RECORDS PROVIDED:
☆ ☆ ☆
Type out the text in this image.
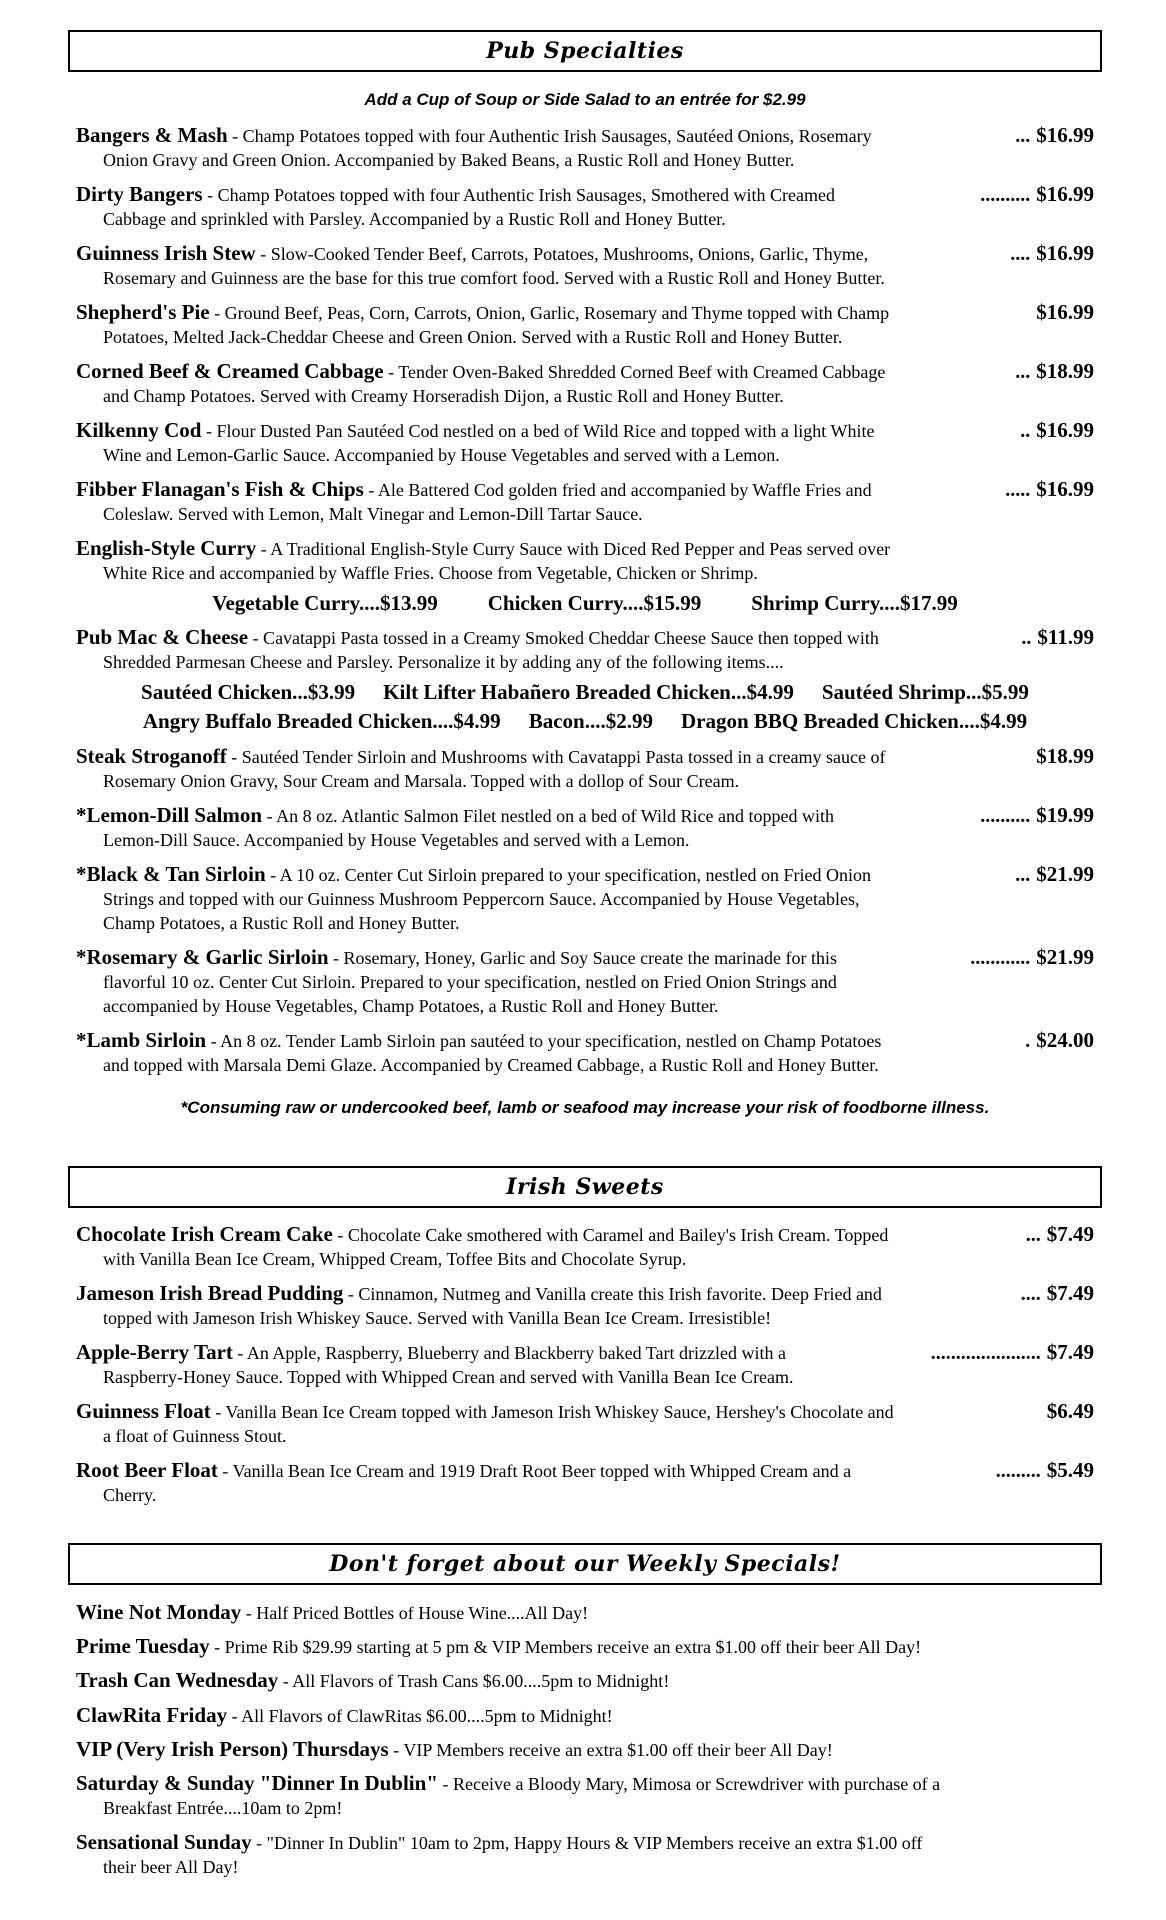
Pub Specialties
Add a Cup of Soup or Side Salad to an entrée for $2.99
Bangers & Mash - Champ Potatoes topped with four Authentic Irish Sausages, Sautéed Onions, Rosemary	... $16.99
Onion Gravy and Green Onion. Accompanied by Baked Beans, a Rustic Roll and Honey Butter.
Dirty Bangers - Champ Potatoes topped with four Authentic Irish Sausages, Smothered with Creamed	.......... $16.99
Cabbage and sprinkled with Parsley. Accompanied by a Rustic Roll and Honey Butter.
Guinness Irish Stew - Slow-Cooked Tender Beef, Carrots, Potatoes, Mushrooms, Onions, Garlic, Thyme,	.... $16.99
Rosemary and Guinness are the base for this true comfort food. Served with a Rustic Roll and Honey Butter.
Shepherd's Pie - Ground Beef, Peas, Corn, Carrots, Onion, Garlic, Rosemary and Thyme topped with Champ	$16.99
Potatoes, Melted Jack-Cheddar Cheese and Green Onion. Served with a Rustic Roll and Honey Butter.
Corned Beef & Creamed Cabbage - Tender Oven-Baked Shredded Corned Beef with Creamed Cabbage	... $18.99
and Champ Potatoes. Served with Creamy Horseradish Dijon, a Rustic Roll and Honey Butter.
Kilkenny Cod - Flour Dusted Pan Sautéed Cod nestled on a bed of Wild Rice and topped with a light White	.. $16.99
Wine and Lemon-Garlic Sauce. Accompanied by House Vegetables and served with a Lemon.
Fibber Flanagan's Fish & Chips - Ale Battered Cod golden fried and accompanied by Waffle Fries and	..... $16.99
Coleslaw. Served with Lemon, Malt Vinegar and Lemon-Dill Tartar Sauce.
English-Style Curry - A Traditional English-Style Curry Sauce with Diced Red Pepper and Peas served over
White Rice and accompanied by Waffle Fries. Choose from Vegetable, Chicken or Shrimp.
Vegetable Curry....$13.99 Chicken Curry....$15.99 Shrimp Curry....$17.99
Pub Mac & Cheese - Cavatappi Pasta tossed in a Creamy Smoked Cheddar Cheese Sauce then topped with	.. $11.99
Shredded Parmesan Cheese and Parsley. Personalize it by adding any of the following items....
Sautéed Chicken...$3.99 Kilt Lifter Habañero Breaded Chicken...$4.99 Sautéed Shrimp...$5.99
Angry Buffalo Breaded Chicken....$4.99 Bacon....$2.99 Dragon BBQ Breaded Chicken....$4.99
Steak Stroganoff - Sautéed Tender Sirloin and Mushrooms with Cavatappi Pasta tossed in a creamy sauce of	$18.99
Rosemary Onion Gravy, Sour Cream and Marsala. Topped with a dollop of Sour Cream.
*Lemon-Dill Salmon - An 8 oz. Atlantic Salmon Filet nestled on a bed of Wild Rice and topped with	.......... $19.99
Lemon-Dill Sauce. Accompanied by House Vegetables and served with a Lemon.
*Black & Tan Sirloin - A 10 oz. Center Cut Sirloin prepared to your specification, nestled on Fried Onion	... $21.99
Strings and topped with our Guinness Mushroom Peppercorn Sauce. Accompanied by House Vegetables,
Champ Potatoes, a Rustic Roll and Honey Butter.
*Rosemary & Garlic Sirloin - Rosemary, Honey, Garlic and Soy Sauce create the marinade for this	............ $21.99
flavorful 10 oz. Center Cut Sirloin. Prepared to your specification, nestled on Fried Onion Strings and
accompanied by House Vegetables, Champ Potatoes, a Rustic Roll and Honey Butter.
*Lamb Sirloin - An 8 oz. Tender Lamb Sirloin pan sautéed to your specification, nestled on Champ Potatoes	. $24.00
and topped with Marsala Demi Glaze. Accompanied by Creamed Cabbage, a Rustic Roll and Honey Butter.
*Consuming raw or undercooked beef, lamb or seafood may increase your risk of foodborne illness.
Irish Sweets
Chocolate Irish Cream Cake - Chocolate Cake smothered with Caramel and Bailey's Irish Cream. Topped	... $7.49
with Vanilla Bean Ice Cream, Whipped Cream, Toffee Bits and Chocolate Syrup.
Jameson Irish Bread Pudding - Cinnamon, Nutmeg and Vanilla create this Irish favorite. Deep Fried and	.... $7.49
topped with Jameson Irish Whiskey Sauce. Served with Vanilla Bean Ice Cream. Irresistible!
Apple-Berry Tart - An Apple, Raspberry, Blueberry and Blackberry baked Tart drizzled with a	...................... $7.49
Raspberry-Honey Sauce. Topped with Whipped Crean and served with Vanilla Bean Ice Cream.
Guinness Float - Vanilla Bean Ice Cream topped with Jameson Irish Whiskey Sauce, Hershey's Chocolate and	$6.49
a float of Guinness Stout.
Root Beer Float - Vanilla Bean Ice Cream and 1919 Draft Root Beer topped with Whipped Cream and a	......... $5.49
Cherry.
Don't forget about our Weekly Specials!
Wine Not Monday - Half Priced Bottles of House Wine....All Day!
Prime Tuesday - Prime Rib $29.99 starting at 5 pm & VIP Members receive an extra $1.00 off their beer All Day!
Trash Can Wednesday - All Flavors of Trash Cans $6.00....5pm to Midnight!
ClawRita Friday - All Flavors of ClawRitas $6.00....5pm to Midnight!
VIP (Very Irish Person) Thursdays - VIP Members receive an extra $1.00 off their beer All Day!
Saturday & Sunday "Dinner In Dublin" - Receive a Bloody Mary, Mimosa or Screwdriver with purchase of a
Breakfast Entrée....10am to 2pm!
Sensational Sunday - "Dinner In Dublin" 10am to 2pm, Happy Hours & VIP Members receive an extra $1.00 off
their beer All Day!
☆ ☆ ☆
GOAL:
Retype the data above exactly; pictures are not part of the copy.

REPLY:
Type out the text in this image.
Pub Specialties
Add a Cup of Soup or Side Salad to an entrée for $2.99
Bangers & Mash - Champ Potatoes topped with four Authentic Irish Sausages, Sautéed Onions, Rosemary	... $16.99
Onion Gravy and Green Onion. Accompanied by Baked Beans, a Rustic Roll and Honey Butter.
Dirty Bangers - Champ Potatoes topped with four Authentic Irish Sausages, Smothered with Creamed	.......... $16.99
Cabbage and sprinkled with Parsley. Accompanied by a Rustic Roll and Honey Butter.
Guinness Irish Stew - Slow-Cooked Tender Beef, Carrots, Potatoes, Mushrooms, Onions, Garlic, Thyme,	.... $16.99
Rosemary and Guinness are the base for this true comfort food. Served with a Rustic Roll and Honey Butter.
Shepherd's Pie - Ground Beef, Peas, Corn, Carrots, Onion, Garlic, Rosemary and Thyme topped with Champ	$16.99
Potatoes, Melted Jack-Cheddar Cheese and Green Onion. Served with a Rustic Roll and Honey Butter.
Corned Beef & Creamed Cabbage - Tender Oven-Baked Shredded Corned Beef with Creamed Cabbage	... $18.99
and Champ Potatoes. Served with Creamy Horseradish Dijon, a Rustic Roll and Honey Butter.
Kilkenny Cod - Flour Dusted Pan Sautéed Cod nestled on a bed of Wild Rice and topped with a light White	.. $16.99
Wine and Lemon-Garlic Sauce. Accompanied by House Vegetables and served with a Lemon.
Fibber Flanagan's Fish & Chips - Ale Battered Cod golden fried and accompanied by Waffle Fries and	..... $16.99
Coleslaw. Served with Lemon, Malt Vinegar and Lemon-Dill Tartar Sauce.
English-Style Curry - A Traditional English-Style Curry Sauce with Diced Red Pepper and Peas served over
White Rice and accompanied by Waffle Fries. Choose from Vegetable, Chicken or Shrimp.
Vegetable Curry....$13.99 Chicken Curry....$15.99 Shrimp Curry....$17.99
Pub Mac & Cheese - Cavatappi Pasta tossed in a Creamy Smoked Cheddar Cheese Sauce then topped with	.. $11.99
Shredded Parmesan Cheese and Parsley. Personalize it by adding any of the following items....
Sautéed Chicken...$3.99 Kilt Lifter Habañero Breaded Chicken...$4.99 Sautéed Shrimp...$5.99
Angry Buffalo Breaded Chicken....$4.99 Bacon....$2.99 Dragon BBQ Breaded Chicken....$4.99
Steak Stroganoff - Sautéed Tender Sirloin and Mushrooms with Cavatappi Pasta tossed in a creamy sauce of	$18.99
Rosemary Onion Gravy, Sour Cream and Marsala. Topped with a dollop of Sour Cream.
*Lemon-Dill Salmon - An 8 oz. Atlantic Salmon Filet nestled on a bed of Wild Rice and topped with	.......... $19.99
Lemon-Dill Sauce. Accompanied by House Vegetables and served with a Lemon.
*Black & Tan Sirloin - A 10 oz. Center Cut Sirloin prepared to your specification, nestled on Fried Onion	... $21.99
Strings and topped with our Guinness Mushroom Peppercorn Sauce. Accompanied by House Vegetables,
Champ Potatoes, a Rustic Roll and Honey Butter.
*Rosemary & Garlic Sirloin - Rosemary, Honey, Garlic and Soy Sauce create the marinade for this	............ $21.99
flavorful 10 oz. Center Cut Sirloin. Prepared to your specification, nestled on Fried Onion Strings and
accompanied by House Vegetables, Champ Potatoes, a Rustic Roll and Honey Butter.
*Lamb Sirloin - An 8 oz. Tender Lamb Sirloin pan sautéed to your specification, nestled on Champ Potatoes	. $24.00
and topped with Marsala Demi Glaze. Accompanied by Creamed Cabbage, a Rustic Roll and Honey Butter.
*Consuming raw or undercooked beef, lamb or seafood may increase your risk of foodborne illness.
Irish Sweets
Chocolate Irish Cream Cake - Chocolate Cake smothered with Caramel and Bailey's Irish Cream. Topped	... $7.49
with Vanilla Bean Ice Cream, Whipped Cream, Toffee Bits and Chocolate Syrup.
Jameson Irish Bread Pudding - Cinnamon, Nutmeg and Vanilla create this Irish favorite. Deep Fried and	.... $7.49
topped with Jameson Irish Whiskey Sauce. Served with Vanilla Bean Ice Cream. Irresistible!
Apple-Berry Tart - An Apple, Raspberry, Blueberry and Blackberry baked Tart drizzled with a	...................... $7.49
Raspberry-Honey Sauce. Topped with Whipped Crean and served with Vanilla Bean Ice Cream.
Guinness Float - Vanilla Bean Ice Cream topped with Jameson Irish Whiskey Sauce, Hershey's Chocolate and	$6.49
a float of Guinness Stout.
Root Beer Float - Vanilla Bean Ice Cream and 1919 Draft Root Beer topped with Whipped Cream and a	......... $5.49
Cherry.
Don't forget about our Weekly Specials!
Wine Not Monday - Half Priced Bottles of House Wine....All Day!
Prime Tuesday - Prime Rib $29.99 starting at 5 pm & VIP Members receive an extra $1.00 off their beer All Day!
Trash Can Wednesday - All Flavors of Trash Cans $6.00....5pm to Midnight!
ClawRita Friday - All Flavors of ClawRitas $6.00....5pm to Midnight!
VIP (Very Irish Person) Thursdays - VIP Members receive an extra $1.00 off their beer All Day!
Saturday & Sunday "Dinner In Dublin" - Receive a Bloody Mary, Mimosa or Screwdriver with purchase of a
Breakfast Entrée....10am to 2pm!
Sensational Sunday - "Dinner In Dublin" 10am to 2pm, Happy Hours & VIP Members receive an extra $1.00 off
their beer All Day!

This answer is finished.